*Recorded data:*

__________________________________________________

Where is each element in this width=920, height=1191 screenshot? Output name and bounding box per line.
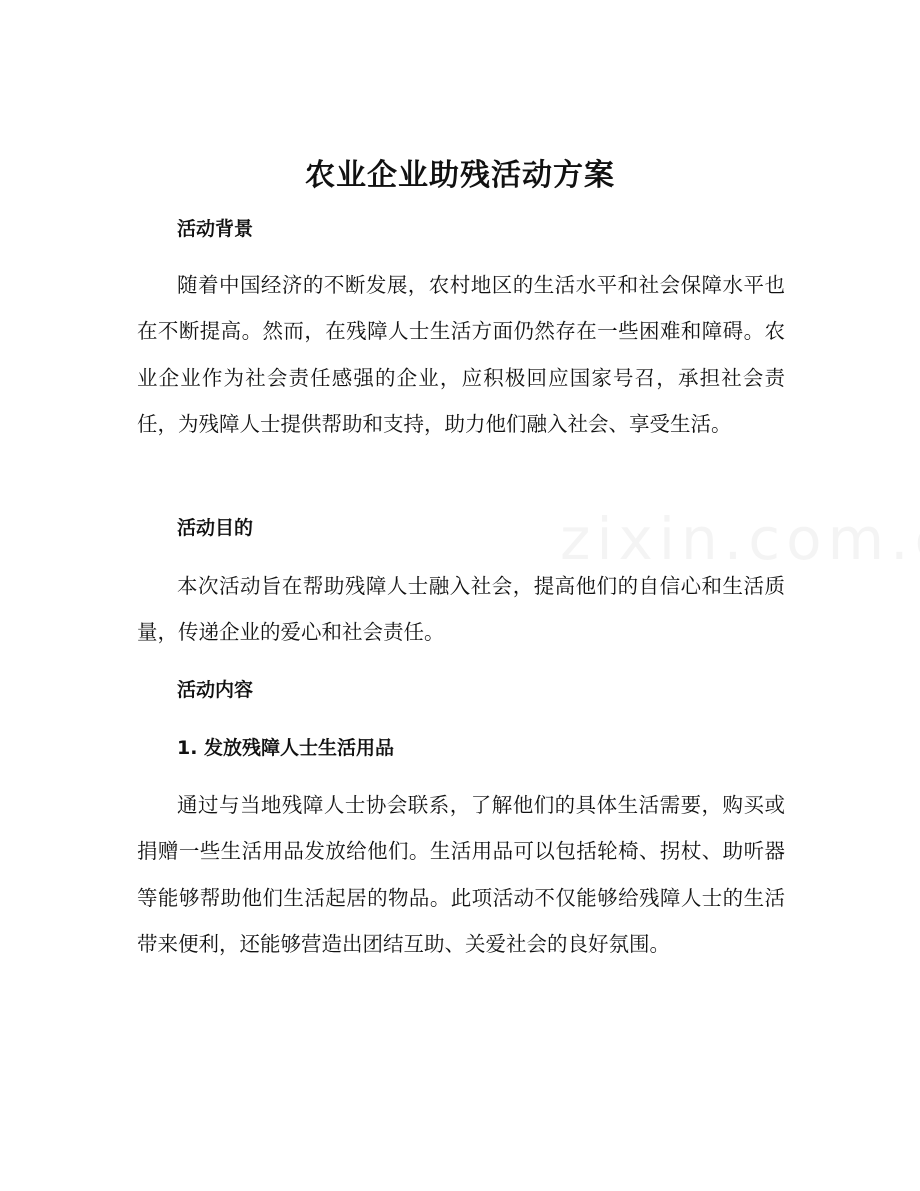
item-heading-supplies: 1. 发放残障人士生活用品 xyxy=(177,737,395,759)
paragraph-supplies: 通过与当地残障人士协会联系，了解他们的具体生活需要，购买或捐赠一些生活用品发放给他们。生活用品可以包括轮椅、拐杖、助听器等能够帮助他们生活起居的物品。此项活动不仅能够给残障人士的生活带来便利，还能够营造出团结互助、关爱社会的良好氛围。 xyxy=(137,793,785,956)
paragraph-background: 随着中国经济的不断发展，农村地区的生活水平和社会保障水平也在不断提高。然而，在残障人士生活方面仍然存在一些困难和障碍。农业企业作为社会责任感强的企业，应积极回应国家号召，承担社会责任，为残障人士提供帮助和支持，助力他们融入社会、享受生活。 xyxy=(137,273,785,436)
section-heading-background: 活动背景 xyxy=(177,218,254,240)
paragraph-goal: 本次活动旨在帮助残障人士融入社会，提高他们的自信心和生活质量，传递企业的爱心和社会责任。 xyxy=(137,574,785,645)
document-title: 农业企业助残活动方案 xyxy=(305,158,615,193)
section-heading-goal: 活动目的 xyxy=(177,517,254,539)
section-heading-content: 活动内容 xyxy=(177,679,254,701)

__________________________________________________

*WHAT TO WORK ON:* Copy the listing above line for line without changing anything, and leave out the picture.

*THE RESULT:*
Where is each element in this width=920, height=1191 screenshot? Output name and bounding box per line.
item-heading-supplies: 1. 发放残障人士生活用品 xyxy=(177,737,395,759)
paragraph-supplies: 通过与当地残障人士协会联系，了解他们的具体生活需要，购买或捐赠一些生活用品发放给他们。生活用品可以包括轮椅、拐杖、助听器等能够帮助他们生活起居的物品。此项活动不仅能够给残障人士的生活带来便利，还能够营造出团结互助、关爱社会的良好氛围。 xyxy=(137,793,785,956)
paragraph-background: 随着中国经济的不断发展，农村地区的生活水平和社会保障水平也在不断提高。然而，在残障人士生活方面仍然存在一些困难和障碍。农业企业作为社会责任感强的企业，应积极回应国家号召，承担社会责任，为残障人士提供帮助和支持，助力他们融入社会、享受生活。 xyxy=(137,273,785,436)
section-heading-background: 活动背景 xyxy=(177,218,254,240)
paragraph-goal: 本次活动旨在帮助残障人士融入社会，提高他们的自信心和生活质量，传递企业的爱心和社会责任。 xyxy=(137,574,785,645)
document-title: 农业企业助残活动方案 xyxy=(305,158,615,193)
section-heading-goal: 活动目的 xyxy=(177,517,254,539)
section-heading-content: 活动内容 xyxy=(177,679,254,701)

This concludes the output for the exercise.